======== Extract provided

Languages of the Ottoman Empire - keiferski
https://en.wikipedia.org/wiki/Languages_of_the_Ottoman_Empire
======
YeGoblynQueenne
In the French section, in the picture, the Greek and French in the two signs
on the left that are the easiest to read say:

ΜΕΓΑΛΗ ΑΠΟΘΗΚΗ ΕΠΙΠΛΩΝ Κ. ΦΙΛΙΠΠΑΚΗΣ

GRAND DEPOT DE MEUBLES C. PHILIPPAKIS

Which translates in English as: Big furniture warehouse C. Filippakis (judging
from the abbreviation's translation in French, C may stand for Constantinos).

ΞΕΝΟΔΟΧΕΙΟΝ ΕΣΚΗ ΣΕΙΡ ΓΚΤΑΒΤΖΙΑΝ

Which is: Eskişehir Hotel G. K. Tabtzian (it's unlikely the owner of the hotel
was called Gktabtzian so the first two letters are probably his and his
father's names' initials). It's interesting that the way the name of the hotel
is written sounds as "Se-eer" in Greek, whereas in modern Greek Eskişehir is
pronounced as "Eskee Seh-eer" with a strong "h". I'm guessing the correct
Turkish pronounciation is the one on the 1901 sign.

Another sign on the right has the name "ΚΥΡ. ΒΟΣΝΟΠΟΥΛΟΣ" (Kyr. Vosnopoulos,
Kyr. being probably short for Kyriakos, a common Greek name) and some other
text that I can't read and that also seems to be in two languages.

There's a third sign on the same side I can't read and that also seems to be
in Greek and another language.

Btw the street is Youksek-Kaldirim. You can find it on Google maps. I had a
look on street view and there is something that looks a lot like the ironwork
supports of the mashrabiya behind the Philippakis sign:

[https://www.google.com/maps/@41.024158,28.9750783,3a,75y,344...](https://www.google.com/maps/@41.024158,28.9750783,3a,75y,344.57h,99.6t/data=!3m6!1e1!3m4!1sbYIVTaV0QKe8Ccj1FM0rQA!2e0!7i13312!8i6656)

(The mashrabyia is that thing that looks like a protruding window).

Perhaps all that's left now from the Tabtzian hotel.

================
======== Stored records

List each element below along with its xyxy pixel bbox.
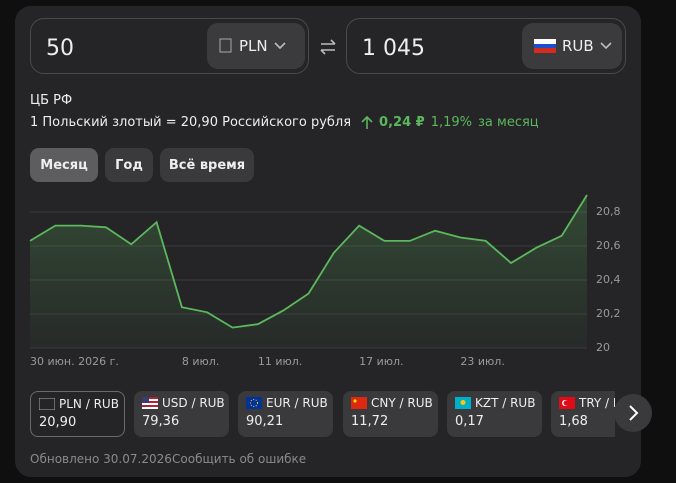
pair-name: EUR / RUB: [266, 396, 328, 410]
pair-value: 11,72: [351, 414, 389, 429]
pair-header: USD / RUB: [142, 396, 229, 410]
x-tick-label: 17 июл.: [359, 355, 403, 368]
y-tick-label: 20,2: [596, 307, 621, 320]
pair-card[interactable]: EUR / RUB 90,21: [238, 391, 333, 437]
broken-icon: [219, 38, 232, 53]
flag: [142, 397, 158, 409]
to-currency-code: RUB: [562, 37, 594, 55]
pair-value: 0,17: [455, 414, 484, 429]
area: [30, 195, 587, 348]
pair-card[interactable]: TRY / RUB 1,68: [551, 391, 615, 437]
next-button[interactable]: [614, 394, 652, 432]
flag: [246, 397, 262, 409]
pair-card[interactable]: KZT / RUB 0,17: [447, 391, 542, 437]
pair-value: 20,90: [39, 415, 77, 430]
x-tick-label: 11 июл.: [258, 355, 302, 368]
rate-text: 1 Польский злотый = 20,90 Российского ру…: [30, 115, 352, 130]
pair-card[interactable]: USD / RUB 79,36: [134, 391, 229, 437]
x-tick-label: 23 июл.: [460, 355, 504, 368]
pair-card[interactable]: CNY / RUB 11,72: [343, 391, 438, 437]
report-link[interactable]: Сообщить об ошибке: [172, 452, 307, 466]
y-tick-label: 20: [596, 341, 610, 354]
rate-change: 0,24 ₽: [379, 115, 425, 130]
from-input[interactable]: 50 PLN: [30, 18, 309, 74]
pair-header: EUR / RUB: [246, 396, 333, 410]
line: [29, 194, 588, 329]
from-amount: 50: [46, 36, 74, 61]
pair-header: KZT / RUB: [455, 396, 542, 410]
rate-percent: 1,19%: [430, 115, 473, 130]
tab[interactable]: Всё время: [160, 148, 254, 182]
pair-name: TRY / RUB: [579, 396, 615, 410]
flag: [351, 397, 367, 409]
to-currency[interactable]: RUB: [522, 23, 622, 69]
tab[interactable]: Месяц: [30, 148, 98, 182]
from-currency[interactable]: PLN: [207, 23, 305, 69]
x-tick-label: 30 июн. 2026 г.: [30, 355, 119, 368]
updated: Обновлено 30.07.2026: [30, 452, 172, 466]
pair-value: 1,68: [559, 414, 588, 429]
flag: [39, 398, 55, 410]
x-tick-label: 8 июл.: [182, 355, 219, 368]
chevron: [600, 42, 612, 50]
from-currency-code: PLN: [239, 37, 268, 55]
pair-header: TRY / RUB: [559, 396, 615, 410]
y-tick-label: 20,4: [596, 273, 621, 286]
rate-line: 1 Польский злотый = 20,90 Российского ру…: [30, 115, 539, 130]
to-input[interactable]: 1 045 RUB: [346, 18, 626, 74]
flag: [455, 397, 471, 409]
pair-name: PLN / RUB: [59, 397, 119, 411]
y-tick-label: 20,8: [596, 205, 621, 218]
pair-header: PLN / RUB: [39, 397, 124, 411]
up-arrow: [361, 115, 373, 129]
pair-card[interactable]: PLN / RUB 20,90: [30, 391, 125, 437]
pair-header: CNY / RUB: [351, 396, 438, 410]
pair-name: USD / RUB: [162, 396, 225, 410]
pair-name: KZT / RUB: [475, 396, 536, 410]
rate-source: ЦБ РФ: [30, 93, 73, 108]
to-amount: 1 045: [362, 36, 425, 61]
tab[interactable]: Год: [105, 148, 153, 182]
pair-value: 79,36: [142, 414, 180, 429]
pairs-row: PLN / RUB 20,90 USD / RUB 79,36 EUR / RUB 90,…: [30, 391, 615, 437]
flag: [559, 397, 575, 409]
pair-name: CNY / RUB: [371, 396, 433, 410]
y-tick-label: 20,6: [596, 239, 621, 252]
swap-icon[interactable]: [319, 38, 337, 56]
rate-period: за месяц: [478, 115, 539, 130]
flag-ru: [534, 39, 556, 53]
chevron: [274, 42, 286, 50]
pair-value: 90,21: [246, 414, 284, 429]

================
======== Stored records

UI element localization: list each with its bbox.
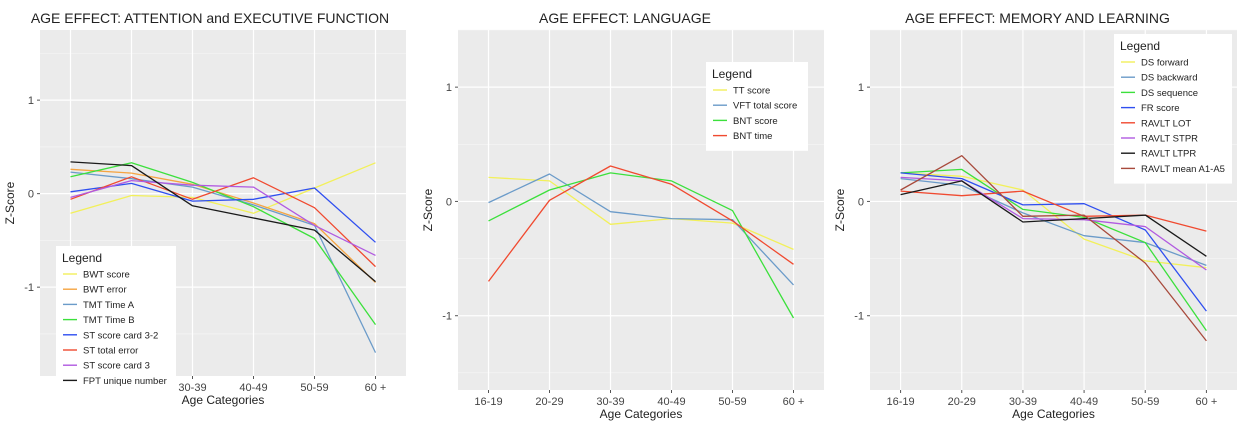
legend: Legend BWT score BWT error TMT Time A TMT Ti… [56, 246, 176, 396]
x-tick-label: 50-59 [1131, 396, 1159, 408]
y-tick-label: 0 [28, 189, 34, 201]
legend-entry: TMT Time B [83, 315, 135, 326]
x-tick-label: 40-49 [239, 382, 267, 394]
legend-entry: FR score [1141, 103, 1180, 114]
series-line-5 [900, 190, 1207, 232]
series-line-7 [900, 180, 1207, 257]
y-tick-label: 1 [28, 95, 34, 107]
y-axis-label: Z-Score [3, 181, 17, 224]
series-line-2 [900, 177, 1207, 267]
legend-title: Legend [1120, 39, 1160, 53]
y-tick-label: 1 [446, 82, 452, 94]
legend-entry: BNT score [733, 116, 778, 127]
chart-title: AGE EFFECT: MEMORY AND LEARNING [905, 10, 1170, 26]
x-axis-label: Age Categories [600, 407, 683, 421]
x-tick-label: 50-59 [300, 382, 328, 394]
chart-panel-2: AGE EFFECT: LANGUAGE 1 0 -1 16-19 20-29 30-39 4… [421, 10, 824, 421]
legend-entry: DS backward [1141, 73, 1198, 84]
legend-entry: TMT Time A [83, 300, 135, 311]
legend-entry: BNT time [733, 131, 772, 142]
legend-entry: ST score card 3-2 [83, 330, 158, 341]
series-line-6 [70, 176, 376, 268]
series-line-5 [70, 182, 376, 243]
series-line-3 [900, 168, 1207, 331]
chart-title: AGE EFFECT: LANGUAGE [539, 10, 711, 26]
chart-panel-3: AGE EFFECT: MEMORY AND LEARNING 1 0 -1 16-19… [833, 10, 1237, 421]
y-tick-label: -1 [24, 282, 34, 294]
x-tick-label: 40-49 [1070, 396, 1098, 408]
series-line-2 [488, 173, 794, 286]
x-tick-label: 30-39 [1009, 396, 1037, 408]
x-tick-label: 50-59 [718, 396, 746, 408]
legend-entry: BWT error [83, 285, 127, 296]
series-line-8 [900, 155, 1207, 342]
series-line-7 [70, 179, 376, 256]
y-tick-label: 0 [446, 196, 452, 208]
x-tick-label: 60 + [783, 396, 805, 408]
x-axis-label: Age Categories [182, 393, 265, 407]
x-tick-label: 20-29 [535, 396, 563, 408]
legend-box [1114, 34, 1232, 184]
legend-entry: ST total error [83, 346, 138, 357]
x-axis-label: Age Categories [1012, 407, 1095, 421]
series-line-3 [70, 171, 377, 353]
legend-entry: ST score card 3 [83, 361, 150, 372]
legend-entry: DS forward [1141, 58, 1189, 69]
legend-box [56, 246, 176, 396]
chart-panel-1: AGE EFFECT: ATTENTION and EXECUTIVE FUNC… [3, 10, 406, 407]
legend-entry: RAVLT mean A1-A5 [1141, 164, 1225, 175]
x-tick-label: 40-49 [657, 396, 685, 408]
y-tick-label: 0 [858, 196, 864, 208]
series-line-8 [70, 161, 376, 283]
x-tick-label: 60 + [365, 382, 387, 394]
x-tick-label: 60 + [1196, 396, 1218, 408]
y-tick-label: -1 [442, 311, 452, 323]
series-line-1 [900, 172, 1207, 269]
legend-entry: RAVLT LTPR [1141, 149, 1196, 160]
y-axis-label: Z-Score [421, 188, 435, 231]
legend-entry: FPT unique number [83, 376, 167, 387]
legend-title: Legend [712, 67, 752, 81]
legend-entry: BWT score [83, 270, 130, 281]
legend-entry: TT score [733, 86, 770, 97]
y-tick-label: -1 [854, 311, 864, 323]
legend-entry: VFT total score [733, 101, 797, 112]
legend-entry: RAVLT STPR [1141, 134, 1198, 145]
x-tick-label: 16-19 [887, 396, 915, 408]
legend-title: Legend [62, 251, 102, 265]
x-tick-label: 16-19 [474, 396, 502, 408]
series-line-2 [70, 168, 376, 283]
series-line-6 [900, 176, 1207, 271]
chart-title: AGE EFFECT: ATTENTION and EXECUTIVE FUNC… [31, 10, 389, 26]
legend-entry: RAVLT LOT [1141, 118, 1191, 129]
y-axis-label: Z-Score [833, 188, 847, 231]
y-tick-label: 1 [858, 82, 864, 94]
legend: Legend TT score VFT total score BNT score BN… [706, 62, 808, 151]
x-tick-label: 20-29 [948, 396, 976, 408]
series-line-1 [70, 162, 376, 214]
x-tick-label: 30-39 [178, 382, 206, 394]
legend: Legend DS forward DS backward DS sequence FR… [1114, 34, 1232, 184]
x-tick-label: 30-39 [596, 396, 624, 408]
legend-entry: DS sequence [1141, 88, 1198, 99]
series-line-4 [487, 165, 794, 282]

================
======== Stored records

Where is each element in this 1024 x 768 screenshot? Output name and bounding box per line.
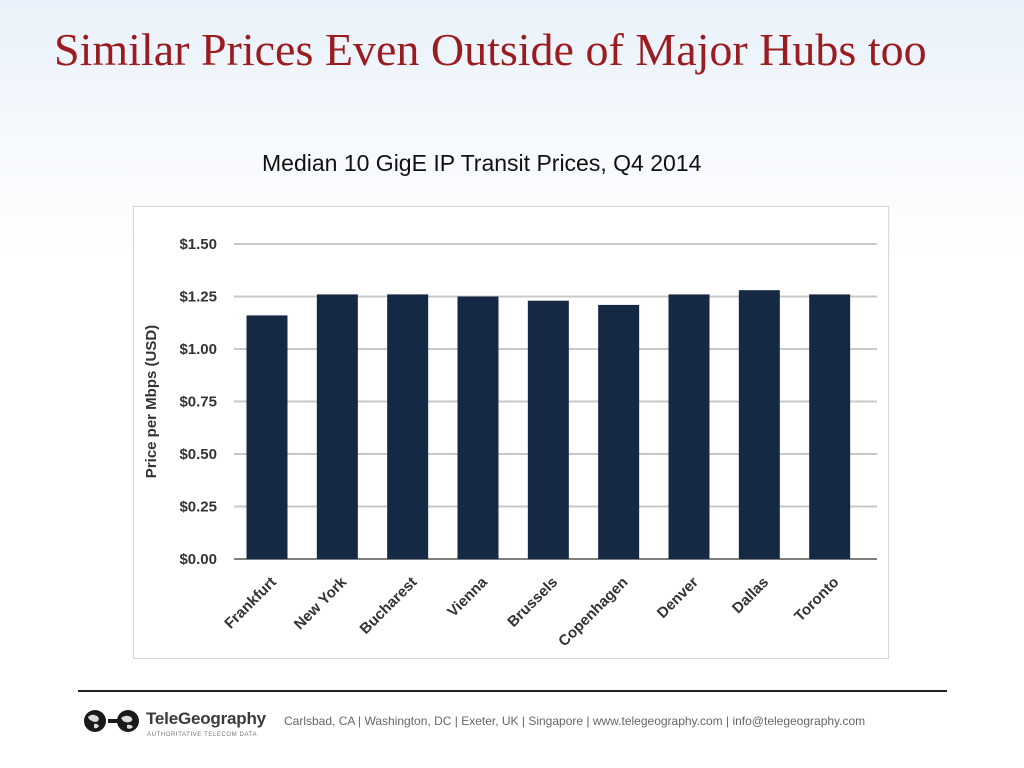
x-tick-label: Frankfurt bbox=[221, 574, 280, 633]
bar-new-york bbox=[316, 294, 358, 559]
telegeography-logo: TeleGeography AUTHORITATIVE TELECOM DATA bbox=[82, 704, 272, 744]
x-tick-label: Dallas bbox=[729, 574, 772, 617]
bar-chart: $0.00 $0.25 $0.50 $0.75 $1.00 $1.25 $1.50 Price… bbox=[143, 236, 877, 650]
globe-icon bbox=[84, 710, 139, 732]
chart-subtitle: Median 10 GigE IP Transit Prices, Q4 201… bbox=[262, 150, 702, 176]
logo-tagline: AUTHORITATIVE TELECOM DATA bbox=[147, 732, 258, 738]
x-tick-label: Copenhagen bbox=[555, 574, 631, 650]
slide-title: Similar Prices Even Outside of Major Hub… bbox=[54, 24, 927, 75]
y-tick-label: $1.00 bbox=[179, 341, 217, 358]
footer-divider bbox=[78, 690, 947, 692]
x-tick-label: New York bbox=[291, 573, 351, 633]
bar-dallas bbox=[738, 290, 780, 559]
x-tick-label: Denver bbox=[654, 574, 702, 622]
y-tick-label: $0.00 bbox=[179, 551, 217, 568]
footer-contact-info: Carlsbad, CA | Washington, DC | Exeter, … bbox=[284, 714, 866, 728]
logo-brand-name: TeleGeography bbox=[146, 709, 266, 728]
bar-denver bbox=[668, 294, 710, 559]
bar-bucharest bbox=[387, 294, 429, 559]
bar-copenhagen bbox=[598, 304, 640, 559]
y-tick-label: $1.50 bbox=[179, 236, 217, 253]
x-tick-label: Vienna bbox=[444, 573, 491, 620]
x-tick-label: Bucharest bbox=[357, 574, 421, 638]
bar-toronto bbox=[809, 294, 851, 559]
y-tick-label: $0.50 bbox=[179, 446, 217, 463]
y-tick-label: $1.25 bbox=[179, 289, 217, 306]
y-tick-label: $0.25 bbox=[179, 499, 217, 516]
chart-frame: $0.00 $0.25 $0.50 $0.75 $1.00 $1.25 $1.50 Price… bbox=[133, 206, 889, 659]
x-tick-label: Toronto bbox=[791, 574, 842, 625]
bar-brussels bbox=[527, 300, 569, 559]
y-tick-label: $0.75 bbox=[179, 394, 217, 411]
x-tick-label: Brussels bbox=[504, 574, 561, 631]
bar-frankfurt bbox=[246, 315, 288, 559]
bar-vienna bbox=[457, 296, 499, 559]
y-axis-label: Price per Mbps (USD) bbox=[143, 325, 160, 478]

================

From the forum thread on the languages of the Ottoman Empire, copy word for word the passage starting with "Which is: Eskişehir" and going on through "in two languages.". The data stands apart from the forum thread and is unrelated material.

# Written solution
Which is: Eskişehir Hotel G. K. Tabtzian (it's unlikely the owner of the hotel
was called Gktabtzian so the first two letters are probably his and his
father's names' initials). It's interesting that the way the name of the hotel
is written sounds as "Se-eer" in Greek, whereas in modern Greek Eskişehir is
pronounced as "Eskee Seh-eer" with a strong "h". I'm guessing the correct
Turkish pronounciation is the one on the 1901 sign.

Another sign on the right has the name "ΚΥΡ. ΒΟΣΝΟΠΟΥΛΟΣ" (Kyr. Vosnopoulos,
Kyr. being probably short for Kyriakos, a common Greek name) and some other
text that I can't read and that also seems to be in two languages.